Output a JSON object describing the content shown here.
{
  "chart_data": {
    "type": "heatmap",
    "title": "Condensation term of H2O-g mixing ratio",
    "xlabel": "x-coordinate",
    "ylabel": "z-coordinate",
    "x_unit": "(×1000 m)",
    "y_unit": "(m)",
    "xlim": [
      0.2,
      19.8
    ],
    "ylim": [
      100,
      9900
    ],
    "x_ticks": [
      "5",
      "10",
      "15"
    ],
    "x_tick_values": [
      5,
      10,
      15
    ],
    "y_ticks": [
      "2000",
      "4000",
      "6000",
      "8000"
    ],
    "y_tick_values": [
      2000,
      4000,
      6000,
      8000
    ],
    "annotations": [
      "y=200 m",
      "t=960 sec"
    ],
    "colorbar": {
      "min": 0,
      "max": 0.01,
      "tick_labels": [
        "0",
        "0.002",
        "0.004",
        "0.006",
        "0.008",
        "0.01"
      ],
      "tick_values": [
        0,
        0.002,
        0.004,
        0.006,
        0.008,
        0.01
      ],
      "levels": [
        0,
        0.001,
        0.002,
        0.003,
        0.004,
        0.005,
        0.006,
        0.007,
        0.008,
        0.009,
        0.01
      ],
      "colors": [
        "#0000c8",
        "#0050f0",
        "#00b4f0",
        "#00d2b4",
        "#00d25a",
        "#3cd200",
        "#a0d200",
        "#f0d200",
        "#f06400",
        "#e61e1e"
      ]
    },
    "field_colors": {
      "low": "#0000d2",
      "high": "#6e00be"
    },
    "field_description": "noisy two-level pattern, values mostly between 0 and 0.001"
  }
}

• To do: Show the data once more, exactly as it was written.

• Worked solution:
Output a JSON object describing the content shown here.
{
  "chart_data": {
    "type": "heatmap",
    "title": "Condensation term of H2O-g mixing ratio",
    "xlabel": "x-coordinate",
    "ylabel": "z-coordinate",
    "x_unit": "(×1000 m)",
    "y_unit": "(m)",
    "xlim": [
      0.2,
      19.8
    ],
    "ylim": [
      100,
      9900
    ],
    "x_ticks": [
      "5",
      "10",
      "15"
    ],
    "x_tick_values": [
      5,
      10,
      15
    ],
    "y_ticks": [
      "2000",
      "4000",
      "6000",
      "8000"
    ],
    "y_tick_values": [
      2000,
      4000,
      6000,
      8000
    ],
    "annotations": [
      "y=200 m",
      "t=960 sec"
    ],
    "colorbar": {
      "min": 0,
      "max": 0.01,
      "tick_labels": [
        "0",
        "0.002",
        "0.004",
        "0.006",
        "0.008",
        "0.01"
      ],
      "tick_values": [
        0,
        0.002,
        0.004,
        0.006,
        0.008,
        0.01
      ],
      "levels": [
        0,
        0.001,
        0.002,
        0.003,
        0.004,
        0.005,
        0.006,
        0.007,
        0.008,
        0.009,
        0.01
      ],
      "colors": [
        "#0000c8",
        "#0050f0",
        "#00b4f0",
        "#00d2b4",
        "#00d25a",
        "#3cd200",
        "#a0d200",
        "#f0d200",
        "#f06400",
        "#e61e1e"
      ]
    },
    "field_colors": {
      "low": "#0000d2",
      "high": "#6e00be"
    },
    "field_description": "noisy two-level pattern, values mostly between 0 and 0.001"
  }
}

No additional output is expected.